## begin Record set

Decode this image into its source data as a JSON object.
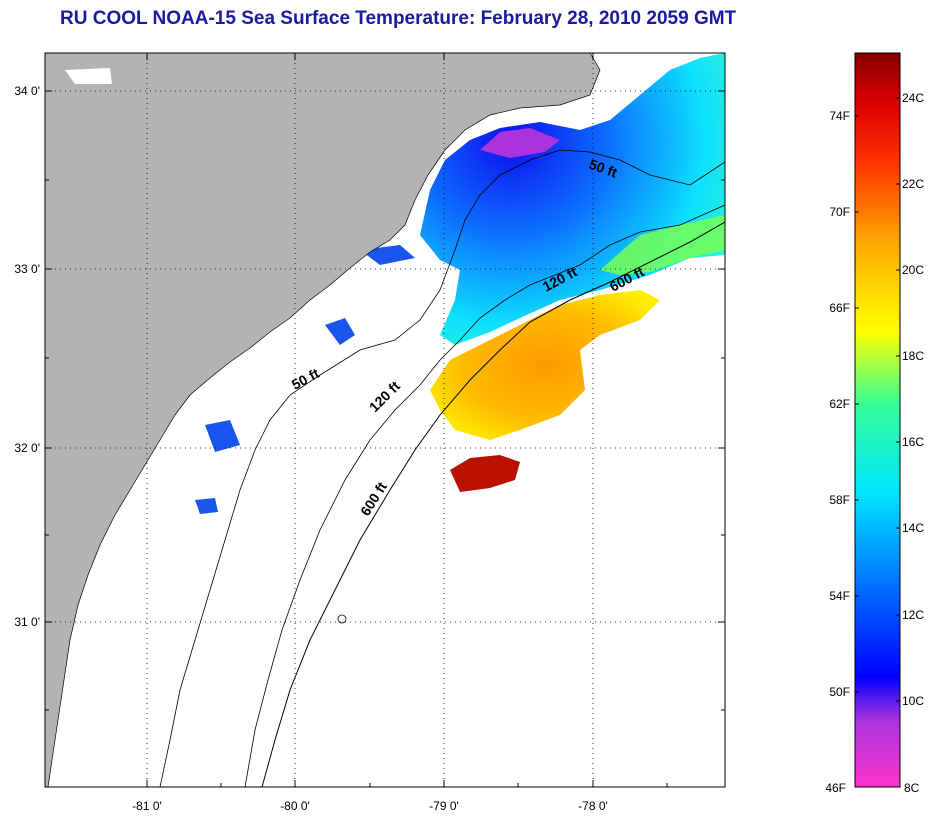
{
  "title": "RU COOL  NOAA-15  Sea Surface Temperature:  February 28, 2010 2059 GMT",
  "map": {
    "lon_ticks": [
      "-81 0'",
      "-80 0'",
      "-79 0'",
      "-78 0'"
    ],
    "lat_ticks": [
      "34 0'",
      "33 0'",
      "32 0'",
      "31 0'"
    ],
    "contour_labels": [
      "50 ft",
      "120 ft",
      "600 ft",
      "50 ft",
      "120 ft",
      "600 ft"
    ],
    "land_color": "#b3b3b3",
    "no_data_color": "#ffffff"
  },
  "colorbar": {
    "fahrenheit": [
      "74F",
      "70F",
      "66F",
      "62F",
      "58F",
      "54F",
      "50F",
      "46F"
    ],
    "celsius": [
      "24C",
      "22C",
      "20C",
      "18C",
      "16C",
      "14C",
      "12C",
      "10C",
      "8C"
    ],
    "range_c": [
      8,
      25
    ]
  }
}
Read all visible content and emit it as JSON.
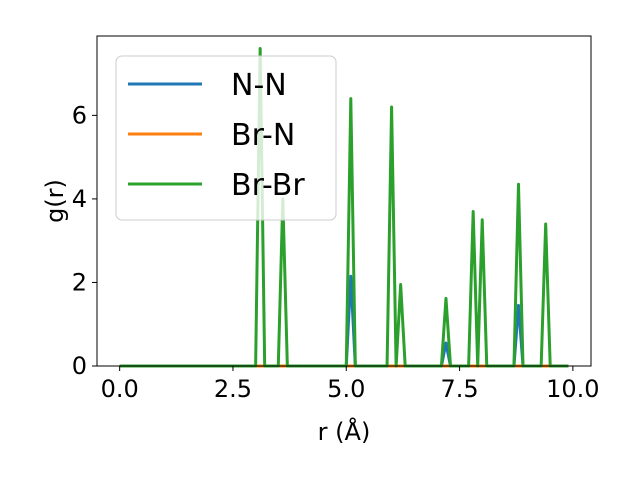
{
  "chart_data": {
    "type": "line",
    "xlabel": "r (Å)",
    "ylabel": "g(r)",
    "xlim": [
      -0.5,
      10.4
    ],
    "ylim": [
      0,
      7.9
    ],
    "xticks": [
      "0.0",
      "2.5",
      "5.0",
      "7.5",
      "10.0"
    ],
    "xtick_values": [
      0,
      2.5,
      5,
      7.5,
      10
    ],
    "yticks": [
      "0",
      "2",
      "4",
      "6"
    ],
    "ytick_values": [
      0,
      2,
      4,
      6
    ],
    "grid": false,
    "legend_position": "top-left",
    "series": [
      {
        "name": "N-N",
        "color": "#1f77b4",
        "points": [
          [
            0,
            0
          ],
          [
            5.0,
            0
          ],
          [
            5.1,
            2.15
          ],
          [
            5.2,
            0
          ],
          [
            7.1,
            0
          ],
          [
            7.2,
            0.55
          ],
          [
            7.3,
            0
          ],
          [
            8.7,
            0
          ],
          [
            8.8,
            1.45
          ],
          [
            8.9,
            0
          ],
          [
            9.9,
            0
          ]
        ]
      },
      {
        "name": "Br-N",
        "color": "#ff7f0e",
        "points": [
          [
            0,
            0
          ],
          [
            9.9,
            0
          ]
        ]
      },
      {
        "name": "Br-Br",
        "color": "#2ca02c",
        "points": [
          [
            0,
            0
          ],
          [
            3.0,
            0
          ],
          [
            3.1,
            7.6
          ],
          [
            3.2,
            0
          ],
          [
            3.5,
            0
          ],
          [
            3.6,
            4.0
          ],
          [
            3.7,
            0
          ],
          [
            5.0,
            0
          ],
          [
            5.1,
            6.4
          ],
          [
            5.2,
            0
          ],
          [
            5.9,
            0
          ],
          [
            6.0,
            6.2
          ],
          [
            6.1,
            0
          ],
          [
            6.2,
            1.95
          ],
          [
            6.3,
            0
          ],
          [
            7.1,
            0
          ],
          [
            7.2,
            1.62
          ],
          [
            7.3,
            0
          ],
          [
            7.7,
            0
          ],
          [
            7.8,
            3.7
          ],
          [
            7.9,
            0
          ],
          [
            8.0,
            3.5
          ],
          [
            8.1,
            0
          ],
          [
            8.7,
            0
          ],
          [
            8.8,
            4.35
          ],
          [
            8.9,
            0
          ],
          [
            9.3,
            0
          ],
          [
            9.4,
            3.4
          ],
          [
            9.5,
            0
          ],
          [
            9.9,
            0
          ]
        ]
      }
    ]
  }
}
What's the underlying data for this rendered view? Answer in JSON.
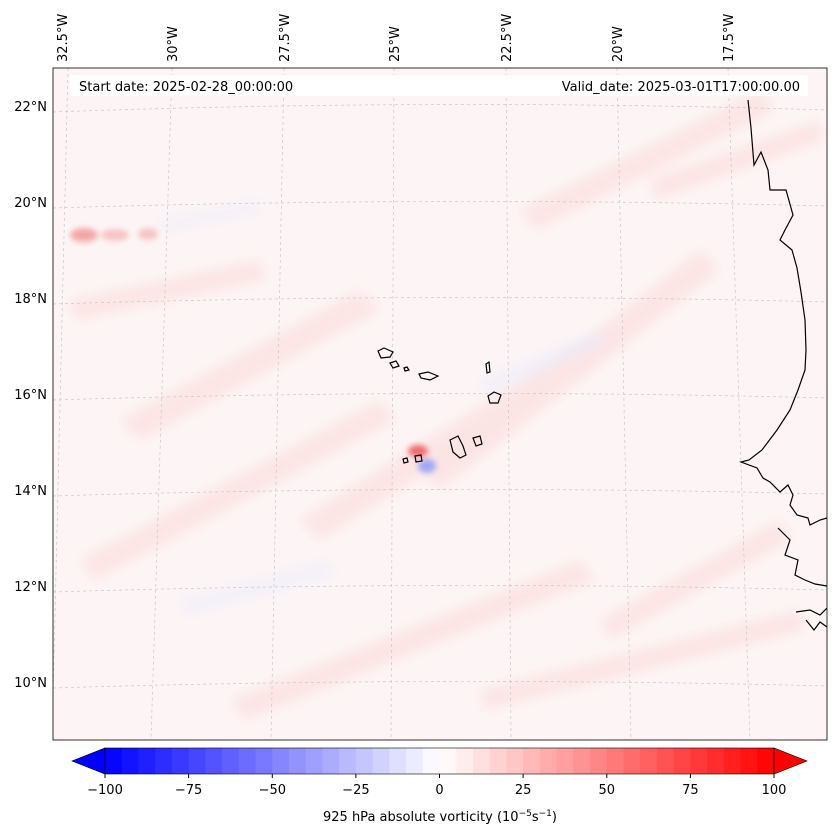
{
  "header": {
    "start_date_text": "Start date: 2025-02-28_00:00:00",
    "valid_date_text": "Valid_date: 2025-03-01T17:00:00.00"
  },
  "map": {
    "lon_labels": [
      "32.5°W",
      "30°W",
      "27.5°W",
      "25°W",
      "22.5°W",
      "20°W",
      "17.5°W"
    ],
    "lat_labels": [
      "22°N",
      "20°N",
      "18°N",
      "16°N",
      "14°N",
      "12°N",
      "10°N"
    ],
    "gridlines": true,
    "features": [
      "Cape Verde islands",
      "West African coastline"
    ]
  },
  "colorbar": {
    "label_main": "925 hPa absolute vorticity (10",
    "label_exp1": "−5",
    "label_mid": "s",
    "label_exp2": "−1",
    "label_end": ")",
    "ticks": [
      "−100",
      "−75",
      "−50",
      "−25",
      "0",
      "25",
      "50",
      "75",
      "100"
    ],
    "vmin": -100,
    "vmax": 100,
    "levels": 41,
    "cmap": "bwr",
    "neg_color": "#0000ff",
    "zero_color": "#ffffff",
    "pos_color": "#ff0000"
  }
}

## end Record set

Show each line of the data that contains the string "ffffff".

    "no_data_color": "#ffffff"
    "zero_color": "#ffffff",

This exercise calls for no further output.